**SET PROBLEM:** Find the lines with the string "TradingView" and return them.

**MATERIALS PROVIDED:**

>> BEGIN

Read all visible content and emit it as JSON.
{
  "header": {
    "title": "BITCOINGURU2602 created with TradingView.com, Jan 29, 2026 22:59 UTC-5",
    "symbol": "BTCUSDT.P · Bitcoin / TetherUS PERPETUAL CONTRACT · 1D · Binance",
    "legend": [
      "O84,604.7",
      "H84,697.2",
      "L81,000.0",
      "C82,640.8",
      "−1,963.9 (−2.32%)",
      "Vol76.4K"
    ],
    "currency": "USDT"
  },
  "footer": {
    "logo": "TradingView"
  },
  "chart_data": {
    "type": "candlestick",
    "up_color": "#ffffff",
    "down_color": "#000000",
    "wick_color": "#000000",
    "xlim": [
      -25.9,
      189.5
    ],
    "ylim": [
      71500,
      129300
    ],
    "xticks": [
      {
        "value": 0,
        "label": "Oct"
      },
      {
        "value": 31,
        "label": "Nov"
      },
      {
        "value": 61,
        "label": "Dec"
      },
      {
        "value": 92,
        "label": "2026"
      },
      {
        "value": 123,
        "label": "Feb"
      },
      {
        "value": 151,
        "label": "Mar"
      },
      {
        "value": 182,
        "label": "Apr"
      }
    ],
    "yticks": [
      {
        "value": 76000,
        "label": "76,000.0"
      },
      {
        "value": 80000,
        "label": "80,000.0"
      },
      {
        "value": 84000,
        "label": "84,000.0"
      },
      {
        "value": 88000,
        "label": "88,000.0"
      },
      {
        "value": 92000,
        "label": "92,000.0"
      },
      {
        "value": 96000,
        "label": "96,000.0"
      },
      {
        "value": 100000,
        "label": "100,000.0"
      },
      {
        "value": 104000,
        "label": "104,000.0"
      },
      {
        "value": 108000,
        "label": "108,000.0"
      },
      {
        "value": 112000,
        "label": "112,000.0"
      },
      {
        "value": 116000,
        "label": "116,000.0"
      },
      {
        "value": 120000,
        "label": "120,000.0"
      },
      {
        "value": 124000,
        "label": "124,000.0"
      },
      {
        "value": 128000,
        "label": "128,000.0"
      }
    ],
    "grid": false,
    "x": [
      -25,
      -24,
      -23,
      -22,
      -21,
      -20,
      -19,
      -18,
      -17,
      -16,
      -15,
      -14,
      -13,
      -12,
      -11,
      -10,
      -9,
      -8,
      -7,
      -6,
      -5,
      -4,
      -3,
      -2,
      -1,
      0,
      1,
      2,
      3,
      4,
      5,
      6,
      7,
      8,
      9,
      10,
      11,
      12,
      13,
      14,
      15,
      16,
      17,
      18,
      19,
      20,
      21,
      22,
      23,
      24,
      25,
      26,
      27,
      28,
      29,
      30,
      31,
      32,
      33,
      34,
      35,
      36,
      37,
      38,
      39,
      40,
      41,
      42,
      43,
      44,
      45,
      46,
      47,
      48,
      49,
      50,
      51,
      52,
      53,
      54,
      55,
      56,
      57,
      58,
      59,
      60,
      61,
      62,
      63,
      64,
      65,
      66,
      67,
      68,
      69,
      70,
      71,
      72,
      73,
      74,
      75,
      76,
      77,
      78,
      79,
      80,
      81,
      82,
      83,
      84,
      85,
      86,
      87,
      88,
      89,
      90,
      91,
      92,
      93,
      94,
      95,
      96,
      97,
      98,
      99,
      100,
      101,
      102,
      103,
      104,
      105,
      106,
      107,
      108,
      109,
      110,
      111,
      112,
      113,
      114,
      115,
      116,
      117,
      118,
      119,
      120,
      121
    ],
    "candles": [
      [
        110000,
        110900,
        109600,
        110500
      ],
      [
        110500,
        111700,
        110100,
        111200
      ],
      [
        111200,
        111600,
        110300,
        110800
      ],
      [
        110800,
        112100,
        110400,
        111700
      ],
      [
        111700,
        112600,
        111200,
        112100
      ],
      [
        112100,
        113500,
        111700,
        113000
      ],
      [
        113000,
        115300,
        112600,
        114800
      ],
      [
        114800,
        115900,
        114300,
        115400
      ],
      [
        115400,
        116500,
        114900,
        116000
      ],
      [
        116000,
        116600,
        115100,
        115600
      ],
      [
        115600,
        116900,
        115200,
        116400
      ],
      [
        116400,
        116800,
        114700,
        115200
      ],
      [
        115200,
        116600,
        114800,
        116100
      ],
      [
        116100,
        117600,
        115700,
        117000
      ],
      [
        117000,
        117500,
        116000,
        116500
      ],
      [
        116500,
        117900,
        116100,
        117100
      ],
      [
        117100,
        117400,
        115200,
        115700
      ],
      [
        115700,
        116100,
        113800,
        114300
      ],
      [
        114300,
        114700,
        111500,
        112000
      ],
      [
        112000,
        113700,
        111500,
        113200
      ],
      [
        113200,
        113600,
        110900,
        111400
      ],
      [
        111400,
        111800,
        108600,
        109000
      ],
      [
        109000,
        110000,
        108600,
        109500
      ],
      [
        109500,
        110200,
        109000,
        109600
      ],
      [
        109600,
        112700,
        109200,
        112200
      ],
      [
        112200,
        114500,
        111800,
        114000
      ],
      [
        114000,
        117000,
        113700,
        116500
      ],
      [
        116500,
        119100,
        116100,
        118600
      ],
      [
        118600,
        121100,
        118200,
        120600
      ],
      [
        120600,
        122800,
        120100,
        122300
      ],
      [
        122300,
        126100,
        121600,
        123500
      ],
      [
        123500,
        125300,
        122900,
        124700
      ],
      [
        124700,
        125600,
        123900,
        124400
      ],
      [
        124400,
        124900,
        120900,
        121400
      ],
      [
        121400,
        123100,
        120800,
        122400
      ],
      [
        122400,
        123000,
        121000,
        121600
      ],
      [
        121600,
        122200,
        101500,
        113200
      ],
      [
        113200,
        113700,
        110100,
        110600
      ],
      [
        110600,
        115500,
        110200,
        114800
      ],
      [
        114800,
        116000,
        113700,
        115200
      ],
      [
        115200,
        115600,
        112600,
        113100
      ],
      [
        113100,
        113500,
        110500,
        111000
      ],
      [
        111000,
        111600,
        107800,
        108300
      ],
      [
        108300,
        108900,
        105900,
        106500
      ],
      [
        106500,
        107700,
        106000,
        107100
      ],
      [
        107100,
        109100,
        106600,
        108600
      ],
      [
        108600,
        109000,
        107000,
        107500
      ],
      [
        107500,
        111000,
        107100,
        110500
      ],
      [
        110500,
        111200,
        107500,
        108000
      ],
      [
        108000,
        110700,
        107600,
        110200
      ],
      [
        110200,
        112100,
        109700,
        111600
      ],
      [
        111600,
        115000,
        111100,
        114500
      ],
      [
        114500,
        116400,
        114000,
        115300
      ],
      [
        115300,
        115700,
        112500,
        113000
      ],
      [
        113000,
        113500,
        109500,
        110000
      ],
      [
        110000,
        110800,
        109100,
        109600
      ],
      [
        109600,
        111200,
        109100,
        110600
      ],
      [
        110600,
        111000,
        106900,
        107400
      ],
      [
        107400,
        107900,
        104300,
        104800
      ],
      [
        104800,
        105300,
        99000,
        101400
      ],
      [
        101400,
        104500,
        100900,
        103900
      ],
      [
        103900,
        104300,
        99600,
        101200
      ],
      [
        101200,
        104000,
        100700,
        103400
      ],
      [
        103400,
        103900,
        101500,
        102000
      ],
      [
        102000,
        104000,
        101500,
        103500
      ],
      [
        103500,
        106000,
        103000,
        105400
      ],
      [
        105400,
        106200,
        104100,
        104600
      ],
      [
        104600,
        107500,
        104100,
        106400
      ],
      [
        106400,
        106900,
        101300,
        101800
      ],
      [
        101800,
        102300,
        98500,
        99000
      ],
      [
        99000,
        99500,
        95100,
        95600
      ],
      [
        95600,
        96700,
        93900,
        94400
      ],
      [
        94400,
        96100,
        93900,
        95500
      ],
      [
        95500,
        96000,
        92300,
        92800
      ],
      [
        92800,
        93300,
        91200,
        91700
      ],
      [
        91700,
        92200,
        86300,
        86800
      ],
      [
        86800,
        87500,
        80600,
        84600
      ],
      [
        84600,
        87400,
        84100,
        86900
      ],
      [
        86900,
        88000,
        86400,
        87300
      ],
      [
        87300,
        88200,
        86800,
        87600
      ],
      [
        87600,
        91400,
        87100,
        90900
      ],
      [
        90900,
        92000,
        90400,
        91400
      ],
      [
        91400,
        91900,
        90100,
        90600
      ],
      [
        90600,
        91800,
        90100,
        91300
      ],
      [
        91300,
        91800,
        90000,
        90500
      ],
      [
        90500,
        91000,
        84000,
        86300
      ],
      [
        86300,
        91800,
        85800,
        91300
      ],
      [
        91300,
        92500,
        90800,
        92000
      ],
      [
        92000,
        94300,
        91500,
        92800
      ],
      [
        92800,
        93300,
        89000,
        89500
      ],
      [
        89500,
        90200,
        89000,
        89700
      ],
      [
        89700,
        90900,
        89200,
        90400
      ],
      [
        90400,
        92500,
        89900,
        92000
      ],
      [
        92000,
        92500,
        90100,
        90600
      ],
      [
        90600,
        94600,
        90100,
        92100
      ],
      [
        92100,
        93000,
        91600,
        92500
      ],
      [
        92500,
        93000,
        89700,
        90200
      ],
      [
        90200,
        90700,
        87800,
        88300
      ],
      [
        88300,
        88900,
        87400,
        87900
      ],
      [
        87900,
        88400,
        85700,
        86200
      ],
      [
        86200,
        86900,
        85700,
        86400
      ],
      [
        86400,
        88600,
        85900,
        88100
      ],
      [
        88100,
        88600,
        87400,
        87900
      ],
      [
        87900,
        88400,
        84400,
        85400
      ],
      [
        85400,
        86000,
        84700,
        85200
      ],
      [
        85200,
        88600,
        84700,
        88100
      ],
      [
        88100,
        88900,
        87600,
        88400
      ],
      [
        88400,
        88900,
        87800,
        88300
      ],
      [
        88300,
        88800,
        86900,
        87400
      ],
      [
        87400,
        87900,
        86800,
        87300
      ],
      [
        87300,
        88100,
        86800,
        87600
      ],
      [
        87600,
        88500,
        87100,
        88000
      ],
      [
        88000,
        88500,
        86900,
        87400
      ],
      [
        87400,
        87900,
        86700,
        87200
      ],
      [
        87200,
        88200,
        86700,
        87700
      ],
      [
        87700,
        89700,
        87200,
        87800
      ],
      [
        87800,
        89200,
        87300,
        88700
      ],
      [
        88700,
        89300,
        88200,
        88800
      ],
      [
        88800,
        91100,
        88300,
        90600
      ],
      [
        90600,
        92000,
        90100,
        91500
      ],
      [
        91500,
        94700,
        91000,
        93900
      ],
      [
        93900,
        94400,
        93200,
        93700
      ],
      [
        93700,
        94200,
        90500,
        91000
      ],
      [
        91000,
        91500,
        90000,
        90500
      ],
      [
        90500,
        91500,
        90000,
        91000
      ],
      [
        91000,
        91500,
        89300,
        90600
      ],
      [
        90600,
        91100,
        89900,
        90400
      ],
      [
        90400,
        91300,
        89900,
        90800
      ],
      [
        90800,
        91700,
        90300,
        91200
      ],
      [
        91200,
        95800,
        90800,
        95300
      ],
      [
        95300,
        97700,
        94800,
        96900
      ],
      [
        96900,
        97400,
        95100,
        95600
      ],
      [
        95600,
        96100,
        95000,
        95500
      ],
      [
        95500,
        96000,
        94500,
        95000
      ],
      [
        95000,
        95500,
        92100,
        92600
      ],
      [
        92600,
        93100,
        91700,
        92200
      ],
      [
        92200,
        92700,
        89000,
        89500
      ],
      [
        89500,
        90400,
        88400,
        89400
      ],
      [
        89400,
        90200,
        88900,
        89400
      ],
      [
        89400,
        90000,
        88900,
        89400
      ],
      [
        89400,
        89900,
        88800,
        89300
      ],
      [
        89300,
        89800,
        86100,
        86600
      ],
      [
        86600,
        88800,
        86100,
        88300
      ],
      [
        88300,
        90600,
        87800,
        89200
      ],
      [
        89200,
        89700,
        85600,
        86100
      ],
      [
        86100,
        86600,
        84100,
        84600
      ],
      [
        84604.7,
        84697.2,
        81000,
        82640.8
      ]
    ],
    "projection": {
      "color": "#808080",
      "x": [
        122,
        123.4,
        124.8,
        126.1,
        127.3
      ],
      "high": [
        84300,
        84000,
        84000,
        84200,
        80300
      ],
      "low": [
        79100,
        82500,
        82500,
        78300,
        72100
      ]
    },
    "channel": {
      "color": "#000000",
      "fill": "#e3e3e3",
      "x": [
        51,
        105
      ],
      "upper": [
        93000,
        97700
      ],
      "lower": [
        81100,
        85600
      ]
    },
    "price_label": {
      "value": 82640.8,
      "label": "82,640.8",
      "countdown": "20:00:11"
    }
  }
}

>> END

**RESULT FOR THIS TASK:**
    "title": "BITCOINGURU2602 created with TradingView.com, Jan 29, 2026 22:59 UTC-5",
    "logo": "TradingView"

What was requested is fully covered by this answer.